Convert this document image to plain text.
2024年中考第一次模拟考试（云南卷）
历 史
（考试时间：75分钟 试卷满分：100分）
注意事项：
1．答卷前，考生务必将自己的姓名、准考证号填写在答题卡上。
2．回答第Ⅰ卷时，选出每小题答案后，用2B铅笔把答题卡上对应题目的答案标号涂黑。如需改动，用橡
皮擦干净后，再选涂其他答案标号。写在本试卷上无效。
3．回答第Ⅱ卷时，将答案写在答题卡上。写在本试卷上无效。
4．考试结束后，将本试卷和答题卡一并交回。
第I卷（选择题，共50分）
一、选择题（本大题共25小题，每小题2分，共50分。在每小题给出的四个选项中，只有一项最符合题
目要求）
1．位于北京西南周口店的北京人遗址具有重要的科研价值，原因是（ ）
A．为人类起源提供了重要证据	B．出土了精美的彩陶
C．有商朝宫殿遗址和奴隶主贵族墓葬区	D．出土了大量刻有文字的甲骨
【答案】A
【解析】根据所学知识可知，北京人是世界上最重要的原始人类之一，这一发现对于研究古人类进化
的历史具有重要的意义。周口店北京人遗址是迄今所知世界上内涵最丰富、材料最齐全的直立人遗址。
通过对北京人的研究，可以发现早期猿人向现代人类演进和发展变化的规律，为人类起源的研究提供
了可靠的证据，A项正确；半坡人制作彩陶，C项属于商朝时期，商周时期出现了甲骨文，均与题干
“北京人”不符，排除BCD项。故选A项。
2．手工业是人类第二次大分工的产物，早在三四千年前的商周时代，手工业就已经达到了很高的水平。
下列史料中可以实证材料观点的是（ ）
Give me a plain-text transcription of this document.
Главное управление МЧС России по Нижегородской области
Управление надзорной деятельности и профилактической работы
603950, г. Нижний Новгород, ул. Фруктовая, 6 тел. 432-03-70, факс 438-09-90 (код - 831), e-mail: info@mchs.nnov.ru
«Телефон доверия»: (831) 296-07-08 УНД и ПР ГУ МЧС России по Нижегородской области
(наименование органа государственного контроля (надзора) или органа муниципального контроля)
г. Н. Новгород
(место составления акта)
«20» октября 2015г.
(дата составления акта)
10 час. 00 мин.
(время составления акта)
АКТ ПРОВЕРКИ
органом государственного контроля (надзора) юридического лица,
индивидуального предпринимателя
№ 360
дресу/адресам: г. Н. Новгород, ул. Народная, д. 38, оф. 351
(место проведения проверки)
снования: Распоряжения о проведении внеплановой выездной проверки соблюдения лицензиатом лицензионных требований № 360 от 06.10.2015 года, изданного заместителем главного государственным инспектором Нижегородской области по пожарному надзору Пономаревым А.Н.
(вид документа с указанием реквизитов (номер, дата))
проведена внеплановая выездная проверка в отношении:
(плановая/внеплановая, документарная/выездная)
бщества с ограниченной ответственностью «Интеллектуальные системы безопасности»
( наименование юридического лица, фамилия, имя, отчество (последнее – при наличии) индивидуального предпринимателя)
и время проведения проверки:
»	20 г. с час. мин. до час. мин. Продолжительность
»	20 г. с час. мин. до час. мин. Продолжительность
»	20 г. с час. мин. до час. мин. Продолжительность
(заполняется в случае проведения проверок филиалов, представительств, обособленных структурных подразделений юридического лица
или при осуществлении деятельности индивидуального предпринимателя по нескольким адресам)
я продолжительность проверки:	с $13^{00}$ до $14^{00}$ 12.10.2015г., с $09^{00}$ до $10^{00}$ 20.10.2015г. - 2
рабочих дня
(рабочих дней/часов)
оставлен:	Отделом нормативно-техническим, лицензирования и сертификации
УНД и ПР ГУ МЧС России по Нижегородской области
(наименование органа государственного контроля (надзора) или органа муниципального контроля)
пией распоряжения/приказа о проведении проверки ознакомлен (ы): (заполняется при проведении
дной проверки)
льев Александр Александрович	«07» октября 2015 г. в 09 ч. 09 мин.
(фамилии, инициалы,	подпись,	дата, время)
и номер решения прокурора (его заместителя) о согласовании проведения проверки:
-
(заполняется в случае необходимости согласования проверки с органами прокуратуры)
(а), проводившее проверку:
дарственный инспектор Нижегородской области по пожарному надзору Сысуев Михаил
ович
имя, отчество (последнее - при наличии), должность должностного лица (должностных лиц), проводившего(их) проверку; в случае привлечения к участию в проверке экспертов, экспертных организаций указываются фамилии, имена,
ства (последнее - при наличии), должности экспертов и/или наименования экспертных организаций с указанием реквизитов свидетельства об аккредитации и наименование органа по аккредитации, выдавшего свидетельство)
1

____________________

**Work to do**
Return the listing above in its exact form.

**Task solution**
Convert this document image to plain text.
2024年中考第一次模拟考试（云南卷）
历 史
（考试时间：75分钟 试卷满分：100分）
注意事项：
1．答卷前，考生务必将自己的姓名、准考证号填写在答题卡上。
2．回答第Ⅰ卷时，选出每小题答案后，用2B铅笔把答题卡上对应题目的答案标号涂黑。如需改动，用橡
皮擦干净后，再选涂其他答案标号。写在本试卷上无效。
3．回答第Ⅱ卷时，将答案写在答题卡上。写在本试卷上无效。
4．考试结束后，将本试卷和答题卡一并交回。
第I卷（选择题，共50分）
一、选择题（本大题共25小题，每小题2分，共50分。在每小题给出的四个选项中，只有一项最符合题
目要求）
1．位于北京西南周口店的北京人遗址具有重要的科研价值，原因是（ ）
A．为人类起源提供了重要证据	B．出土了精美的彩陶
C．有商朝宫殿遗址和奴隶主贵族墓葬区	D．出土了大量刻有文字的甲骨
【答案】A
【解析】根据所学知识可知，北京人是世界上最重要的原始人类之一，这一发现对于研究古人类进化
的历史具有重要的意义。周口店北京人遗址是迄今所知世界上内涵最丰富、材料最齐全的直立人遗址。
通过对北京人的研究，可以发现早期猿人向现代人类演进和发展变化的规律，为人类起源的研究提供
了可靠的证据，A项正确；半坡人制作彩陶，C项属于商朝时期，商周时期出现了甲骨文，均与题干
“北京人”不符，排除BCD项。故选A项。
2．手工业是人类第二次大分工的产物，早在三四千年前的商周时代，手工业就已经达到了很高的水平。
下列史料中可以实证材料观点的是（ ）
Give me a plain-text transcription of this document.
Главное управление МЧС России по Нижегородской области
Управление надзорной деятельности и профилактической работы
603950, г. Нижний Новгород, ул. Фруктовая, 6 тел. 432-03-70, факс 438-09-90 (код - 831), e-mail: info@mchs.nnov.ru
«Телефон доверия»: (831) 296-07-08 УНД и ПР ГУ МЧС России по Нижегородской области
(наименование органа государственного контроля (надзора) или органа муниципального контроля)
г. Н. Новгород
(место составления акта)
«20» октября 2015г.
(дата составления акта)
10 час. 00 мин.
(время составления акта)
АКТ ПРОВЕРКИ
органом государственного контроля (надзора) юридического лица,
индивидуального предпринимателя
№ 360
дресу/адресам: г. Н. Новгород, ул. Народная, д. 38, оф. 351
(место проведения проверки)
снования: Распоряжения о проведении внеплановой выездной проверки соблюдения лицензиатом лицензионных требований № 360 от 06.10.2015 года, изданного заместителем главного государственным инспектором Нижегородской области по пожарному надзору Пономаревым А.Н.
(вид документа с указанием реквизитов (номер, дата))
проведена внеплановая выездная проверка в отношении:
(плановая/внеплановая, документарная/выездная)
бщества с ограниченной ответственностью «Интеллектуальные системы безопасности»
( наименование юридического лица, фамилия, имя, отчество (последнее – при наличии) индивидуального предпринимателя)
и время проведения проверки:
»	20 г. с час. мин. до час. мин. Продолжительность
»	20 г. с час. мин. до час. мин. Продолжительность
»	20 г. с час. мин. до час. мин. Продолжительность
(заполняется в случае проведения проверок филиалов, представительств, обособленных структурных подразделений юридического лица
или при осуществлении деятельности индивидуального предпринимателя по нескольким адресам)
я продолжительность проверки:	с $13^{00}$ до $14^{00}$ 12.10.2015г., с $09^{00}$ до $10^{00}$ 20.10.2015г. - 2
рабочих дня
(рабочих дней/часов)
оставлен:	Отделом нормативно-техническим, лицензирования и сертификации
УНД и ПР ГУ МЧС России по Нижегородской области
(наименование органа государственного контроля (надзора) или органа муниципального контроля)
пией распоряжения/приказа о проведении проверки ознакомлен (ы): (заполняется при проведении
дной проверки)
льев Александр Александрович	«07» октября 2015 г. в 09 ч. 09 мин.
(фамилии, инициалы,	подпись,	дата, время)
и номер решения прокурора (его заместителя) о согласовании проведения проверки:
-
(заполняется в случае необходимости согласования проверки с органами прокуратуры)
(а), проводившее проверку:
дарственный инспектор Нижегородской области по пожарному надзору Сысуев Михаил
ович
имя, отчество (последнее - при наличии), должность должностного лица (должностных лиц), проводившего(их) проверку; в случае привлечения к участию в проверке экспертов, экспертных организаций указываются фамилии, имена,
ства (последнее - при наличии), должности экспертов и/или наименования экспертных организаций с указанием реквизитов свидетельства об аккредитации и наименование органа по аккредитации, выдавшего свидетельство)
1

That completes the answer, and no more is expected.